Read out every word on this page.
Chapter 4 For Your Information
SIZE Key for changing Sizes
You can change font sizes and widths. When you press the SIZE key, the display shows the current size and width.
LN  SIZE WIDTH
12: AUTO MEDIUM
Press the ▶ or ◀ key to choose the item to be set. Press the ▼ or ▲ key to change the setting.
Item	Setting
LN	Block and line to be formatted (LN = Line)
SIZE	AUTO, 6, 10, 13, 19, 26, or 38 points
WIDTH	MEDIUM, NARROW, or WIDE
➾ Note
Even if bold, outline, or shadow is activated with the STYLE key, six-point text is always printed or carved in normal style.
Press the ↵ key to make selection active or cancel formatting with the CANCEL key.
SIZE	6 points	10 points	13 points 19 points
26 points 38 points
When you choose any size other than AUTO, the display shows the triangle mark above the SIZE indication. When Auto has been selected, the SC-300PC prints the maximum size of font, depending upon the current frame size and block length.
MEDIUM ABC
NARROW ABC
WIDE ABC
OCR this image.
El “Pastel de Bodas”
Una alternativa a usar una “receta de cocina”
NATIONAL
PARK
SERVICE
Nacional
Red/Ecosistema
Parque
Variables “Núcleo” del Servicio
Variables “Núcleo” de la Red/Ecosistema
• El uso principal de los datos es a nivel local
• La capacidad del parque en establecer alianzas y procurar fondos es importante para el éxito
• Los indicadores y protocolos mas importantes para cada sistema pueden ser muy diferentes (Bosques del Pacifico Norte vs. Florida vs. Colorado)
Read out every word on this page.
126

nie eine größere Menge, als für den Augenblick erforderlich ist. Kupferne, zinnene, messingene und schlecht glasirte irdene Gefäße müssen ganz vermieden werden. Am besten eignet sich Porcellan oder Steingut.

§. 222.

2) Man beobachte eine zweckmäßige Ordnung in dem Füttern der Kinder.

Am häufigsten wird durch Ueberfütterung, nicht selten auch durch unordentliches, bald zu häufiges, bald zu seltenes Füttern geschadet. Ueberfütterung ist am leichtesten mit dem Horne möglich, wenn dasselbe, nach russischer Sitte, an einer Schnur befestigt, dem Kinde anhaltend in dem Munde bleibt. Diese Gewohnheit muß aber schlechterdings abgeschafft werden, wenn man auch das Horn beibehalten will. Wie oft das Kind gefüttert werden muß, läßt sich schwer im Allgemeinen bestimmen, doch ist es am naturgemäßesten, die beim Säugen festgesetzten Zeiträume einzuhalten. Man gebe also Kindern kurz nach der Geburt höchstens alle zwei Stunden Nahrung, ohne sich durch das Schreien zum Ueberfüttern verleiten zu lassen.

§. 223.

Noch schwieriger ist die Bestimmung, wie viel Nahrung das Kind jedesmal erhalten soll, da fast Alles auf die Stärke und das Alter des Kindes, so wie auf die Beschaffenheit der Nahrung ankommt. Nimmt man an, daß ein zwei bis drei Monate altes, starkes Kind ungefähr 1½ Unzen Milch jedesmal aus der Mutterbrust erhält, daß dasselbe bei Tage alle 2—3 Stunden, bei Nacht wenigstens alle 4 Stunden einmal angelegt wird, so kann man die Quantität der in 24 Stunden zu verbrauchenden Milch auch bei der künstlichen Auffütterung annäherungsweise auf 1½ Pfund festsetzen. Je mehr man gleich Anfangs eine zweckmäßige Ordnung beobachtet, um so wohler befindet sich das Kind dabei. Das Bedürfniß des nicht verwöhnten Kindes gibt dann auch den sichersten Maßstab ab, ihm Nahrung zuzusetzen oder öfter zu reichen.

------------------------------------

* _Set task_: Retype the listing. Match it exactly.

* _Reply to the exercise_:
Read out every word on this page.
Chapter 4 For Your Information
SIZE Key for changing Sizes
You can change font sizes and widths. When you press the SIZE key, the display shows the current size and width.
LN  SIZE WIDTH
12: AUTO MEDIUM
Press the ▶ or ◀ key to choose the item to be set. Press the ▼ or ▲ key to change the setting.
Item	Setting
LN	Block and line to be formatted (LN = Line)
SIZE	AUTO, 6, 10, 13, 19, 26, or 38 points
WIDTH	MEDIUM, NARROW, or WIDE
➾ Note
Even if bold, outline, or shadow is activated with the STYLE key, six-point text is always printed or carved in normal style.
Press the ↵ key to make selection active or cancel formatting with the CANCEL key.
SIZE	6 points	10 points	13 points 19 points
26 points 38 points
When you choose any size other than AUTO, the display shows the triangle mark above the SIZE indication. When Auto has been selected, the SC-300PC prints the maximum size of font, depending upon the current frame size and block length.
MEDIUM ABC
NARROW ABC
WIDE ABC
OCR this image.
El “Pastel de Bodas”
Una alternativa a usar una “receta de cocina”
NATIONAL
PARK
SERVICE
Nacional
Red/Ecosistema
Parque
Variables “Núcleo” del Servicio
Variables “Núcleo” de la Red/Ecosistema
• El uso principal de los datos es a nivel local
• La capacidad del parque en establecer alianzas y procurar fondos es importante para el éxito
• Los indicadores y protocolos mas importantes para cada sistema pueden ser muy diferentes (Bosques del Pacifico Norte vs. Florida vs. Colorado)
Read out every word on this page.
126

nie eine größere Menge, als für den Augenblick erforderlich ist. Kupferne, zinnene, messingene und schlecht glasirte irdene Gefäße müssen ganz vermieden werden. Am besten eignet sich Porcellan oder Steingut.

§. 222.

2) Man beobachte eine zweckmäßige Ordnung in dem Füttern der Kinder.

Am häufigsten wird durch Ueberfütterung, nicht selten auch durch unordentliches, bald zu häufiges, bald zu seltenes Füttern geschadet. Ueberfütterung ist am leichtesten mit dem Horne möglich, wenn dasselbe, nach russischer Sitte, an einer Schnur befestigt, dem Kinde anhaltend in dem Munde bleibt. Diese Gewohnheit muß aber schlechterdings abgeschafft werden, wenn man auch das Horn beibehalten will. Wie oft das Kind gefüttert werden muß, läßt sich schwer im Allgemeinen bestimmen, doch ist es am naturgemäßesten, die beim Säugen festgesetzten Zeiträume einzuhalten. Man gebe also Kindern kurz nach der Geburt höchstens alle zwei Stunden Nahrung, ohne sich durch das Schreien zum Ueberfüttern verleiten zu lassen.

§. 223.

Noch schwieriger ist die Bestimmung, wie viel Nahrung das Kind jedesmal erhalten soll, da fast Alles auf die Stärke und das Alter des Kindes, so wie auf die Beschaffenheit der Nahrung ankommt. Nimmt man an, daß ein zwei bis drei Monate altes, starkes Kind ungefähr 1½ Unzen Milch jedesmal aus der Mutterbrust erhält, daß dasselbe bei Tage alle 2—3 Stunden, bei Nacht wenigstens alle 4 Stunden einmal angelegt wird, so kann man die Quantität der in 24 Stunden zu verbrauchenden Milch auch bei der künstlichen Auffütterung annäherungsweise auf 1½ Pfund festsetzen. Je mehr man gleich Anfangs eine zweckmäßige Ordnung beobachtet, um so wohler befindet sich das Kind dabei. Das Bedürfniß des nicht verwöhnten Kindes gibt dann auch den sichersten Maßstab ab, ihm Nahrung zuzusetzen oder öfter zu reichen.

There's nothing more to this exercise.